_Available records_.
+ + + +

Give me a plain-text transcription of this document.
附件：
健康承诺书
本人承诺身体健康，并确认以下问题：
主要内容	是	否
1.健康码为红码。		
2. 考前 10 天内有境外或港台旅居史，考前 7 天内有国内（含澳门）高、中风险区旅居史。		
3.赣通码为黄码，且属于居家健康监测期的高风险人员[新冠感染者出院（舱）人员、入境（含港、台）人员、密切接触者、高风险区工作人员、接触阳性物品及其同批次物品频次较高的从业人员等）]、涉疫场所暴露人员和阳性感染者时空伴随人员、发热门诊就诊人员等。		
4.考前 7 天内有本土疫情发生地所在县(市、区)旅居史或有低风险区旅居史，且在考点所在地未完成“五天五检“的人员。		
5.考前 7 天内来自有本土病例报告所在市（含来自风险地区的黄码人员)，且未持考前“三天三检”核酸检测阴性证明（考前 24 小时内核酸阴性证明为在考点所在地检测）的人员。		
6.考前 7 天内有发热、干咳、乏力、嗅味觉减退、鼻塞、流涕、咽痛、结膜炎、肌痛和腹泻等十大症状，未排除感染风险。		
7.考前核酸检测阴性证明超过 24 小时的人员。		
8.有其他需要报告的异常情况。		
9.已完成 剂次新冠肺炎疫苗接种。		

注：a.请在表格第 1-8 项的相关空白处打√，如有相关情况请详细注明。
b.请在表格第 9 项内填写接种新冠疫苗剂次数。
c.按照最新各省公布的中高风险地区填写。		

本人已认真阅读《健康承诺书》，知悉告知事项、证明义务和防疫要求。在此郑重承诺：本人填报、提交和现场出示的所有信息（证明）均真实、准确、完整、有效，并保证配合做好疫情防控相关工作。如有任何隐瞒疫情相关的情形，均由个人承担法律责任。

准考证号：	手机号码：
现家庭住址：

+ + + +

_What the exercise asks_.
Every line above should be retyped exactly as given.

_Result for this task_.
Give me a plain-text transcription of this document.
附件：
健康承诺书
本人承诺身体健康，并确认以下问题：
主要内容	是	否
1.健康码为红码。		
2. 考前 10 天内有境外或港台旅居史，考前 7 天内有国内（含澳门）高、中风险区旅居史。		
3.赣通码为黄码，且属于居家健康监测期的高风险人员[新冠感染者出院（舱）人员、入境（含港、台）人员、密切接触者、高风险区工作人员、接触阳性物品及其同批次物品频次较高的从业人员等）]、涉疫场所暴露人员和阳性感染者时空伴随人员、发热门诊就诊人员等。		
4.考前 7 天内有本土疫情发生地所在县(市、区)旅居史或有低风险区旅居史，且在考点所在地未完成“五天五检“的人员。		
5.考前 7 天内来自有本土病例报告所在市（含来自风险地区的黄码人员)，且未持考前“三天三检”核酸检测阴性证明（考前 24 小时内核酸阴性证明为在考点所在地检测）的人员。		
6.考前 7 天内有发热、干咳、乏力、嗅味觉减退、鼻塞、流涕、咽痛、结膜炎、肌痛和腹泻等十大症状，未排除感染风险。		
7.考前核酸检测阴性证明超过 24 小时的人员。		
8.有其他需要报告的异常情况。		
9.已完成 剂次新冠肺炎疫苗接种。		

注：a.请在表格第 1-8 项的相关空白处打√，如有相关情况请详细注明。
b.请在表格第 9 项内填写接种新冠疫苗剂次数。
c.按照最新各省公布的中高风险地区填写。		

本人已认真阅读《健康承诺书》，知悉告知事项、证明义务和防疫要求。在此郑重承诺：本人填报、提交和现场出示的所有信息（证明）均真实、准确、完整、有效，并保证配合做好疫情防控相关工作。如有任何隐瞒疫情相关的情形，均由个人承担法律责任。

准考证号：	手机号码：
现家庭住址：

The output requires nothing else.